▼

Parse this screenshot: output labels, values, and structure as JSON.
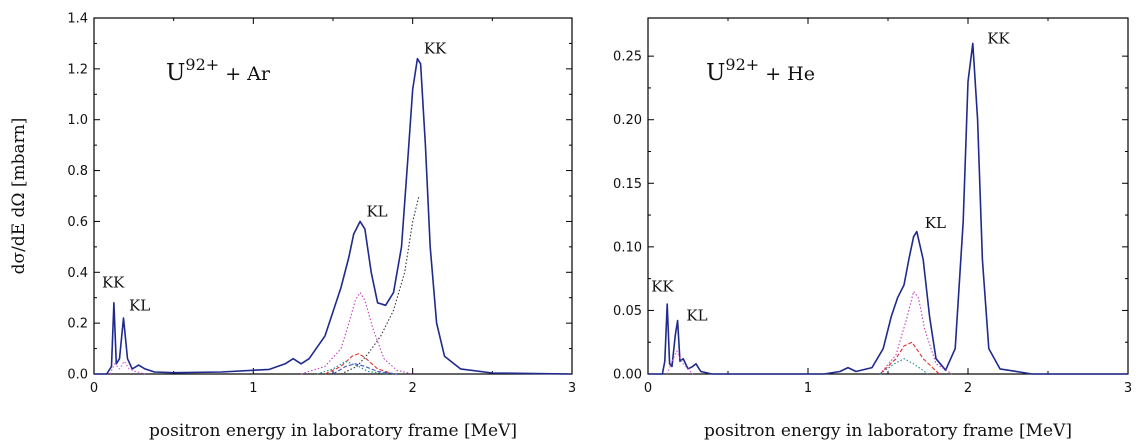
{
  "chart_data": [
    {
      "type": "line",
      "title_base": "U",
      "title_sup": "92+",
      "title_rest": " + Ar",
      "ylabel": "dσ/dE dΩ [mbarn]",
      "xlabel": "positron energy in laboratory frame [MeV]",
      "xlim": [
        0,
        3
      ],
      "ylim": [
        0,
        1.4
      ],
      "x_ticks": [
        "0",
        "1",
        "2",
        "3"
      ],
      "y_ticks": [
        "0.0",
        "0.2",
        "0.4",
        "0.6",
        "0.8",
        "1.0",
        "1.2",
        "1.4"
      ],
      "peak_labels": [
        {
          "text": "KK",
          "x": 2.07,
          "y": 1.26
        },
        {
          "text": "KL",
          "x": 1.71,
          "y": 0.62
        },
        {
          "text": "KK",
          "x": 0.05,
          "y": 0.34
        },
        {
          "text": "KL",
          "x": 0.22,
          "y": 0.25
        }
      ],
      "series": [
        {
          "color": "#1f2a8c",
          "style": "solid",
          "x": [
            0.0,
            0.08,
            0.11,
            0.125,
            0.14,
            0.16,
            0.185,
            0.21,
            0.24,
            0.28,
            0.32,
            0.38,
            0.5,
            0.8,
            1.1,
            1.2,
            1.25,
            1.3,
            1.35,
            1.45,
            1.55,
            1.6,
            1.63,
            1.67,
            1.7,
            1.74,
            1.78,
            1.83,
            1.88,
            1.93,
            1.97,
            2.0,
            2.03,
            2.05,
            2.08,
            2.11,
            2.15,
            2.2,
            2.3,
            2.5,
            3.0
          ],
          "y": [
            0.0,
            0.0,
            0.03,
            0.28,
            0.04,
            0.06,
            0.22,
            0.06,
            0.02,
            0.035,
            0.02,
            0.008,
            0.005,
            0.008,
            0.018,
            0.04,
            0.06,
            0.04,
            0.06,
            0.15,
            0.34,
            0.46,
            0.55,
            0.6,
            0.57,
            0.4,
            0.28,
            0.27,
            0.32,
            0.5,
            0.85,
            1.12,
            1.24,
            1.22,
            0.9,
            0.5,
            0.2,
            0.07,
            0.02,
            0.004,
            0.0
          ]
        },
        {
          "color": "#c23fc4",
          "style": "dotted",
          "x": [
            1.3,
            1.45,
            1.55,
            1.6,
            1.64,
            1.67,
            1.7,
            1.75,
            1.82,
            1.9,
            2.0
          ],
          "y": [
            0.0,
            0.03,
            0.1,
            0.2,
            0.29,
            0.32,
            0.29,
            0.18,
            0.06,
            0.015,
            0.0
          ]
        },
        {
          "color": "#333333",
          "style": "dotted",
          "x": [
            1.55,
            1.65,
            1.72,
            1.8,
            1.88,
            1.95,
            2.0,
            2.04
          ],
          "y": [
            0.0,
            0.03,
            0.08,
            0.15,
            0.25,
            0.4,
            0.6,
            0.7
          ]
        },
        {
          "color": "#e03030",
          "style": "dashed",
          "x": [
            1.45,
            1.55,
            1.62,
            1.66,
            1.7,
            1.78,
            1.88
          ],
          "y": [
            0.0,
            0.03,
            0.07,
            0.08,
            0.065,
            0.02,
            0.0
          ]
        },
        {
          "color": "#1a8a8a",
          "style": "dotted",
          "x": [
            1.4,
            1.5,
            1.58,
            1.62,
            1.66,
            1.72,
            1.85
          ],
          "y": [
            0.0,
            0.02,
            0.05,
            0.04,
            0.03,
            0.01,
            0.0
          ]
        },
        {
          "color": "#3a50c8",
          "style": "dashed",
          "x": [
            1.5,
            1.58,
            1.64,
            1.7,
            1.78,
            1.9
          ],
          "y": [
            0.0,
            0.03,
            0.04,
            0.03,
            0.01,
            0.0
          ]
        },
        {
          "color": "#e24fe2",
          "style": "dotted",
          "x": [
            0.1,
            0.13,
            0.16,
            0.19,
            0.22,
            0.26,
            0.32
          ],
          "y": [
            0.0,
            0.04,
            0.02,
            0.05,
            0.02,
            0.01,
            0.0
          ]
        }
      ]
    },
    {
      "type": "line",
      "title_base": "U",
      "title_sup": "92+",
      "title_rest": " + He",
      "ylabel": "",
      "xlabel": "positron energy in laboratory frame [MeV]",
      "xlim": [
        0,
        3
      ],
      "ylim": [
        0,
        0.28
      ],
      "x_ticks": [
        "0",
        "1",
        "2",
        "3"
      ],
      "y_ticks": [
        "0.00",
        "0.05",
        "0.10",
        "0.15",
        "0.20",
        "0.25"
      ],
      "peak_labels": [
        {
          "text": "KK",
          "x": 2.12,
          "y": 0.26
        },
        {
          "text": "KL",
          "x": 1.73,
          "y": 0.115
        },
        {
          "text": "KK",
          "x": 0.02,
          "y": 0.065
        },
        {
          "text": "KL",
          "x": 0.24,
          "y": 0.042
        }
      ],
      "series": [
        {
          "color": "#1f2a8c",
          "style": "solid",
          "x": [
            0.0,
            0.09,
            0.105,
            0.12,
            0.135,
            0.15,
            0.17,
            0.185,
            0.2,
            0.22,
            0.25,
            0.28,
            0.3,
            0.33,
            0.4,
            1.1,
            1.2,
            1.25,
            1.3,
            1.4,
            1.47,
            1.52,
            1.56,
            1.6,
            1.63,
            1.66,
            1.68,
            1.72,
            1.76,
            1.8,
            1.86,
            1.92,
            1.97,
            2.0,
            2.03,
            2.06,
            2.09,
            2.13,
            2.2,
            2.4,
            3.0
          ],
          "y": [
            0.0,
            0.0,
            0.01,
            0.055,
            0.008,
            0.006,
            0.03,
            0.042,
            0.01,
            0.012,
            0.004,
            0.006,
            0.008,
            0.002,
            0.0,
            0.0,
            0.002,
            0.005,
            0.002,
            0.005,
            0.02,
            0.045,
            0.06,
            0.07,
            0.09,
            0.108,
            0.112,
            0.09,
            0.045,
            0.012,
            0.003,
            0.02,
            0.12,
            0.23,
            0.26,
            0.2,
            0.09,
            0.02,
            0.004,
            0.0,
            0.0
          ]
        },
        {
          "color": "#c23fc4",
          "style": "dotted",
          "x": [
            1.45,
            1.55,
            1.62,
            1.66,
            1.69,
            1.73,
            1.8,
            1.9
          ],
          "y": [
            0.0,
            0.015,
            0.045,
            0.065,
            0.06,
            0.035,
            0.008,
            0.0
          ]
        },
        {
          "color": "#e03030",
          "style": "dashed",
          "x": [
            1.45,
            1.55,
            1.6,
            1.65,
            1.72,
            1.82
          ],
          "y": [
            0.0,
            0.012,
            0.022,
            0.025,
            0.012,
            0.0
          ]
        },
        {
          "color": "#1a8a8a",
          "style": "dotted",
          "x": [
            1.45,
            1.54,
            1.6,
            1.66,
            1.75
          ],
          "y": [
            0.0,
            0.008,
            0.012,
            0.008,
            0.0
          ]
        },
        {
          "color": "#e24fe2",
          "style": "dotted",
          "x": [
            0.12,
            0.15,
            0.18,
            0.22,
            0.28
          ],
          "y": [
            0.0,
            0.01,
            0.018,
            0.008,
            0.0
          ]
        }
      ]
    }
  ]
}
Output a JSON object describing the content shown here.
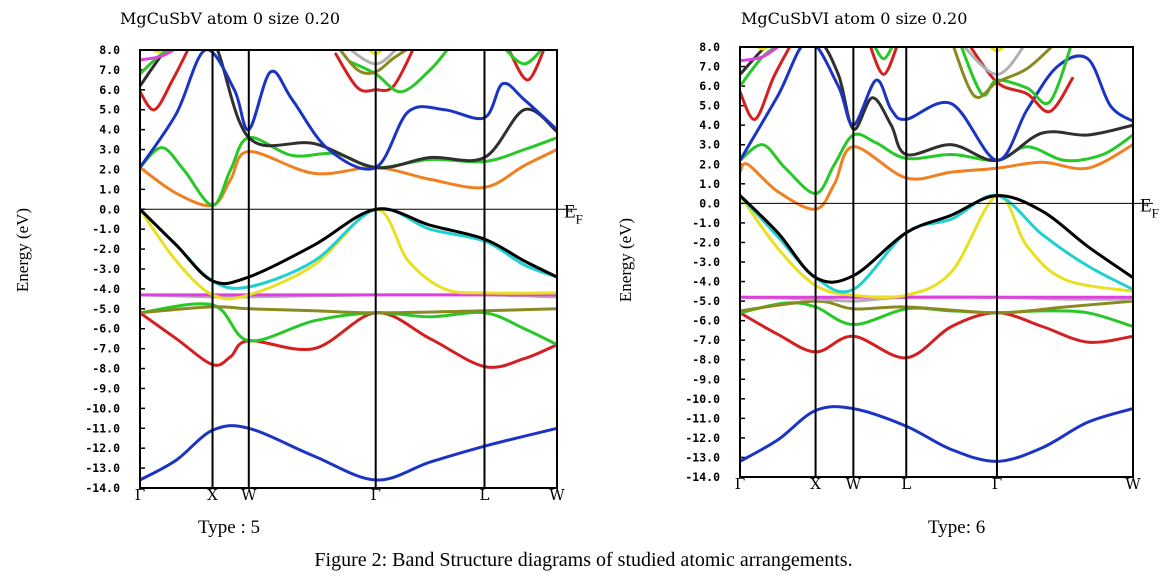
{
  "caption": "Figure 2: Band Structure diagrams of studied atomic arrangements.",
  "panels": [
    {
      "type_label": "Type : 5"
    },
    {
      "type_label": "Type: 6"
    }
  ],
  "chart_data": [
    {
      "type": "line",
      "title": "MgCuSbV atom  0    size 0.20",
      "ylabel": "Energy (eV)",
      "fermi_label": "E",
      "fermi_sub": "F",
      "ylim": [
        -14,
        8
      ],
      "yticks": [
        "8.0",
        "7.0",
        "6.0",
        "5.0",
        "4.0",
        "3.0",
        "2.0",
        "1.0",
        "0.0",
        "-1.0",
        "-2.0",
        "-3.0",
        "-4.0",
        "-5.0",
        "-6.0",
        "-7.0",
        "-8.0",
        "-9.0",
        "-10.0",
        "-11.0",
        "-12.0",
        "-13.0",
        "-14.0"
      ],
      "kpoints": [
        {
          "label": "Γ",
          "x": 0
        },
        {
          "label": "X",
          "x": 1
        },
        {
          "label": "W",
          "x": 1.5
        },
        {
          "label": "Γ",
          "x": 3.25
        },
        {
          "label": "L",
          "x": 4.75
        },
        {
          "label": "W",
          "x": 5.75
        }
      ],
      "series": [
        {
          "color": "#1c34c4",
          "x": [
            0,
            0.5,
            1,
            1.5,
            2.4,
            3.25,
            4.0,
            4.75,
            5.3,
            5.75
          ],
          "y": [
            -13.6,
            -12.6,
            -11.1,
            -11.0,
            -12.4,
            -13.6,
            -12.7,
            -11.9,
            -11.4,
            -11.0
          ]
        },
        {
          "color": "#d42020",
          "x": [
            0,
            0.5,
            1,
            1.25,
            1.5,
            2.4,
            3.25,
            4.0,
            4.75,
            5.3,
            5.75
          ],
          "y": [
            -5.2,
            -6.5,
            -7.8,
            -7.4,
            -6.6,
            -7.0,
            -5.2,
            -6.5,
            -7.9,
            -7.5,
            -6.8
          ]
        },
        {
          "color": "#28c828",
          "x": [
            0,
            1,
            1.5,
            2.4,
            3.25,
            4.0,
            4.75,
            5.3,
            5.75
          ],
          "y": [
            -5.2,
            -4.8,
            -6.6,
            -5.6,
            -5.2,
            -5.4,
            -5.2,
            -6.0,
            -6.8
          ]
        },
        {
          "color": "#8a8a20",
          "x": [
            0,
            1,
            1.5,
            2.4,
            3.25,
            4.75,
            5.75
          ],
          "y": [
            -5.2,
            -4.9,
            -5.0,
            -5.1,
            -5.2,
            -5.1,
            -5.0
          ]
        },
        {
          "color": "#b0b0b0",
          "x": [
            0,
            1,
            1.5,
            3.25,
            4.75,
            5.75
          ],
          "y": [
            -4.3,
            -4.4,
            -4.4,
            -4.3,
            -4.3,
            -4.4
          ]
        },
        {
          "color": "#e040e0",
          "x": [
            0,
            1,
            1.5,
            3.25,
            4.75,
            5.75
          ],
          "y": [
            -4.3,
            -4.3,
            -4.3,
            -4.3,
            -4.3,
            -4.3
          ]
        },
        {
          "color": "#e8e020",
          "x": [
            0,
            0.5,
            1,
            1.5,
            2.4,
            3.25,
            3.7,
            4.2,
            4.75,
            5.75
          ],
          "y": [
            0.0,
            -2.6,
            -4.3,
            -4.3,
            -2.8,
            0.0,
            -2.6,
            -4.0,
            -4.2,
            -4.2
          ]
        },
        {
          "color": "#20d0d0",
          "x": [
            0,
            0.5,
            1,
            1.5,
            2.4,
            3.25,
            4.0,
            4.75,
            5.3,
            5.75
          ],
          "y": [
            0.0,
            -1.8,
            -3.6,
            -3.9,
            -2.6,
            0.0,
            -1.0,
            -1.6,
            -2.8,
            -3.4
          ]
        },
        {
          "color": "#000000",
          "x": [
            0,
            0.5,
            1,
            1.5,
            2.4,
            3.25,
            4.0,
            4.75,
            5.3,
            5.75
          ],
          "y": [
            0.0,
            -1.8,
            -3.6,
            -3.4,
            -1.8,
            0.0,
            -0.8,
            -1.5,
            -2.6,
            -3.4
          ]
        },
        {
          "color": "#f08020",
          "x": [
            0,
            0.5,
            1,
            1.25,
            1.5,
            2.4,
            3.25,
            4.0,
            4.75,
            5.3,
            5.75
          ],
          "y": [
            2.1,
            0.8,
            0.2,
            1.5,
            2.9,
            1.8,
            2.1,
            1.5,
            1.1,
            2.2,
            3.0
          ]
        },
        {
          "color": "#28c828",
          "x": [
            0,
            0.3,
            0.6,
            1,
            1.25,
            1.5,
            2.1,
            2.7,
            3.25,
            4.0,
            4.75,
            5.3,
            5.75
          ],
          "y": [
            2.1,
            3.1,
            2.0,
            0.2,
            2.0,
            3.6,
            2.7,
            2.8,
            2.1,
            2.5,
            2.4,
            3.0,
            3.6
          ]
        },
        {
          "color": "#303030",
          "x": [
            0,
            0.5,
            1,
            1.5,
            2.4,
            3.25,
            4.0,
            4.75,
            5.3,
            5.75
          ],
          "y": [
            6.2,
            8.5,
            8.5,
            3.6,
            3.3,
            2.1,
            2.6,
            2.6,
            5.0,
            3.9
          ]
        },
        {
          "color": "#1c34c4",
          "x": [
            0,
            0.5,
            0.9,
            1.3,
            1.5,
            1.8,
            2.1,
            2.6,
            3.25,
            3.7,
            4.2,
            4.75,
            5.0,
            5.3,
            5.75
          ],
          "y": [
            2.1,
            4.8,
            8.0,
            6.0,
            4.0,
            6.9,
            5.5,
            3.0,
            2.1,
            4.9,
            5.0,
            4.6,
            6.3,
            5.5,
            4.0
          ]
        },
        {
          "color": "#d42020",
          "x": [
            0,
            0.2,
            0.45,
            0.7
          ],
          "y": [
            5.9,
            5.0,
            6.5,
            8.3
          ]
        },
        {
          "color": "#d42020",
          "x": [
            2.7,
            3.0,
            3.25,
            3.5,
            3.8
          ],
          "y": [
            7.8,
            6.1,
            6.0,
            6.2,
            8.3
          ]
        },
        {
          "color": "#d42020",
          "x": [
            5.1,
            5.35,
            5.6
          ],
          "y": [
            7.9,
            6.5,
            8.3
          ]
        },
        {
          "color": "#28c828",
          "x": [
            0,
            0.3,
            0.6
          ],
          "y": [
            6.8,
            7.8,
            8.3
          ]
        },
        {
          "color": "#28c828",
          "x": [
            2.9,
            3.25,
            3.6,
            4.0,
            4.3
          ],
          "y": [
            7.4,
            6.8,
            5.9,
            7.0,
            8.3
          ]
        },
        {
          "color": "#28c828",
          "x": [
            5.0,
            5.3,
            5.6
          ],
          "y": [
            8.2,
            7.3,
            8.3
          ]
        },
        {
          "color": "#8a8a20",
          "x": [
            2.7,
            3.0,
            3.25,
            3.5,
            3.8
          ],
          "y": [
            8.3,
            7.0,
            6.9,
            7.6,
            8.3
          ]
        },
        {
          "color": "#b0b0b0",
          "x": [
            2.8,
            3.25,
            3.6
          ],
          "y": [
            8.3,
            7.3,
            8.3
          ]
        },
        {
          "color": "#e040e0",
          "x": [
            0,
            0.3,
            0.6
          ],
          "y": [
            7.5,
            7.7,
            8.3
          ]
        },
        {
          "color": "#e8e020",
          "x": [
            0.1,
            0.25,
            0.4
          ],
          "y": [
            8.3,
            7.9,
            8.3
          ]
        },
        {
          "color": "#e8e020",
          "x": [
            3.1,
            3.25,
            3.4
          ],
          "y": [
            8.3,
            7.8,
            8.3
          ]
        }
      ]
    },
    {
      "type": "line",
      "title": "MgCuSbVI atom  0    size 0.20",
      "ylabel": "Energy (eV)",
      "fermi_label": "E",
      "fermi_sub": "F",
      "ylim": [
        -14,
        8
      ],
      "yticks": [
        "8.0",
        "7.0",
        "6.0",
        "5.0",
        "4.0",
        "3.0",
        "2.0",
        "1.0",
        "0.0",
        "-1.0",
        "-2.0",
        "-3.0",
        "-4.0",
        "-5.0",
        "-6.0",
        "-7.0",
        "-8.0",
        "-9.0",
        "-10.0",
        "-11.0",
        "-12.0",
        "-13.0",
        "-14.0"
      ],
      "kpoints": [
        {
          "label": "Γ",
          "x": 0
        },
        {
          "label": "X",
          "x": 1
        },
        {
          "label": "W",
          "x": 1.5
        },
        {
          "label": "L",
          "x": 2.2
        },
        {
          "label": "Γ",
          "x": 3.4
        },
        {
          "label": "W",
          "x": 5.2
        }
      ],
      "series": [
        {
          "color": "#1c34c4",
          "x": [
            0,
            0.5,
            1,
            1.5,
            2.2,
            2.8,
            3.4,
            4.0,
            4.6,
            5.2
          ],
          "y": [
            -13.2,
            -12.1,
            -10.6,
            -10.5,
            -11.4,
            -12.6,
            -13.2,
            -12.5,
            -11.2,
            -10.5
          ]
        },
        {
          "color": "#d42020",
          "x": [
            0,
            0.5,
            1,
            1.5,
            2.2,
            2.8,
            3.4,
            4.0,
            4.6,
            5.2
          ],
          "y": [
            -5.6,
            -6.7,
            -7.6,
            -6.8,
            -7.9,
            -6.3,
            -5.6,
            -6.3,
            -7.1,
            -6.8
          ]
        },
        {
          "color": "#28c828",
          "x": [
            0,
            0.6,
            1,
            1.5,
            2.2,
            2.8,
            3.4,
            4.0,
            4.6,
            5.2
          ],
          "y": [
            -5.6,
            -5.1,
            -5.3,
            -6.2,
            -5.4,
            -5.5,
            -5.6,
            -5.5,
            -5.6,
            -6.3
          ]
        },
        {
          "color": "#8a8a20",
          "x": [
            0,
            1,
            1.5,
            2.2,
            3.4,
            4.3,
            5.2
          ],
          "y": [
            -5.5,
            -5.0,
            -5.4,
            -5.3,
            -5.6,
            -5.3,
            -5.0
          ]
        },
        {
          "color": "#b0b0b0",
          "x": [
            0,
            1,
            1.5,
            2.2,
            3.4,
            4.3,
            5.2
          ],
          "y": [
            -4.8,
            -4.9,
            -5.0,
            -4.8,
            -4.8,
            -4.9,
            -4.9
          ]
        },
        {
          "color": "#e040e0",
          "x": [
            0,
            1,
            1.5,
            2.2,
            3.4,
            4.3,
            5.2
          ],
          "y": [
            -4.8,
            -4.8,
            -4.8,
            -4.8,
            -4.8,
            -4.8,
            -4.8
          ]
        },
        {
          "color": "#e8e020",
          "x": [
            0,
            0.5,
            1,
            1.5,
            2.2,
            2.8,
            3.4,
            3.8,
            4.3,
            5.2
          ],
          "y": [
            0.4,
            -2.3,
            -4.2,
            -4.7,
            -4.7,
            -3.5,
            0.4,
            -2.2,
            -3.9,
            -4.5
          ]
        },
        {
          "color": "#20d0d0",
          "x": [
            0,
            0.5,
            1,
            1.5,
            2.2,
            2.8,
            3.4,
            4.0,
            4.6,
            5.2
          ],
          "y": [
            0.4,
            -1.7,
            -3.8,
            -4.4,
            -1.5,
            -0.8,
            0.4,
            -1.6,
            -3.2,
            -4.4
          ]
        },
        {
          "color": "#000000",
          "x": [
            0,
            0.5,
            1,
            1.5,
            2.2,
            2.8,
            3.4,
            4.0,
            4.6,
            5.2
          ],
          "y": [
            0.4,
            -1.5,
            -3.8,
            -3.7,
            -1.5,
            -0.6,
            0.4,
            -0.4,
            -2.2,
            -3.8
          ]
        },
        {
          "color": "#f08020",
          "x": [
            0,
            0.1,
            0.5,
            1,
            1.25,
            1.5,
            2.2,
            2.8,
            3.4,
            4.0,
            4.6,
            5.2
          ],
          "y": [
            1.6,
            2.0,
            0.6,
            -0.3,
            1.0,
            2.9,
            1.3,
            1.6,
            1.8,
            2.1,
            1.8,
            3.0
          ]
        },
        {
          "color": "#28c828",
          "x": [
            0,
            0.3,
            0.6,
            1,
            1.25,
            1.5,
            1.8,
            2.2,
            2.8,
            3.4,
            3.8,
            4.3,
            4.8,
            5.2
          ],
          "y": [
            2.2,
            3.0,
            1.8,
            0.5,
            2.0,
            3.5,
            3.1,
            2.3,
            2.5,
            2.2,
            2.9,
            2.2,
            2.5,
            3.5
          ]
        },
        {
          "color": "#303030",
          "x": [
            0,
            0.5,
            1.0,
            1.3,
            1.5,
            1.75,
            2.0,
            2.2,
            2.8,
            3.4,
            4.0,
            4.6,
            5.2
          ],
          "y": [
            6.6,
            8.5,
            8.5,
            6.6,
            3.8,
            5.4,
            4.0,
            2.5,
            3.0,
            2.2,
            3.6,
            3.5,
            4.0
          ]
        },
        {
          "color": "#1c34c4",
          "x": [
            0,
            0.5,
            0.9,
            1.3,
            1.5,
            1.8,
            2.0,
            2.2,
            2.8,
            3.4,
            3.8,
            4.2,
            4.6,
            4.9,
            5.2
          ],
          "y": [
            2.2,
            5.5,
            8.3,
            6.0,
            4.0,
            6.3,
            4.8,
            4.3,
            5.1,
            2.2,
            4.8,
            7.0,
            7.4,
            5.0,
            4.2
          ]
        },
        {
          "color": "#d42020",
          "x": [
            0,
            0.2,
            0.45,
            0.7
          ],
          "y": [
            5.7,
            4.3,
            6.5,
            8.3
          ]
        },
        {
          "color": "#d42020",
          "x": [
            1.7,
            1.9,
            2.1
          ],
          "y": [
            8.3,
            6.6,
            8.3
          ]
        },
        {
          "color": "#d42020",
          "x": [
            3.0,
            3.4,
            3.8,
            4.1,
            4.4
          ],
          "y": [
            8.3,
            6.2,
            5.6,
            4.7,
            6.4
          ]
        },
        {
          "color": "#28c828",
          "x": [
            0,
            0.3,
            0.6
          ],
          "y": [
            6.0,
            7.5,
            8.3
          ]
        },
        {
          "color": "#28c828",
          "x": [
            1.75,
            1.9,
            2.05
          ],
          "y": [
            8.3,
            7.4,
            8.3
          ]
        },
        {
          "color": "#28c828",
          "x": [
            2.9,
            3.2,
            3.4,
            3.8,
            4.1,
            4.4
          ],
          "y": [
            8.3,
            5.6,
            6.3,
            5.9,
            5.2,
            8.3
          ]
        },
        {
          "color": "#8a8a20",
          "x": [
            2.8,
            3.1,
            3.4,
            3.8,
            4.2
          ],
          "y": [
            8.3,
            5.5,
            6.2,
            6.9,
            8.3
          ]
        },
        {
          "color": "#b0b0b0",
          "x": [
            2.9,
            3.4,
            3.8
          ],
          "y": [
            8.3,
            6.6,
            8.3
          ]
        },
        {
          "color": "#e040e0",
          "x": [
            0,
            0.3,
            0.6
          ],
          "y": [
            7.3,
            7.5,
            8.3
          ]
        },
        {
          "color": "#e8e020",
          "x": [
            0.15,
            0.3,
            0.45
          ],
          "y": [
            8.3,
            7.9,
            8.3
          ]
        },
        {
          "color": "#e8e020",
          "x": [
            3.25,
            3.4,
            3.55
          ],
          "y": [
            8.3,
            7.8,
            8.3
          ]
        }
      ]
    }
  ]
}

▲

WHAT YOU HAVE TO DO: In the entries above, find each line with the string "ylabel" and copy it.

EXERCISE RESULT:
      "ylabel": "dσ/dE dΩ [mbarn]",
      "ylabel": "",
      "ylabel": "Energy (eV)",
      "ylabel": "Energy (eV)",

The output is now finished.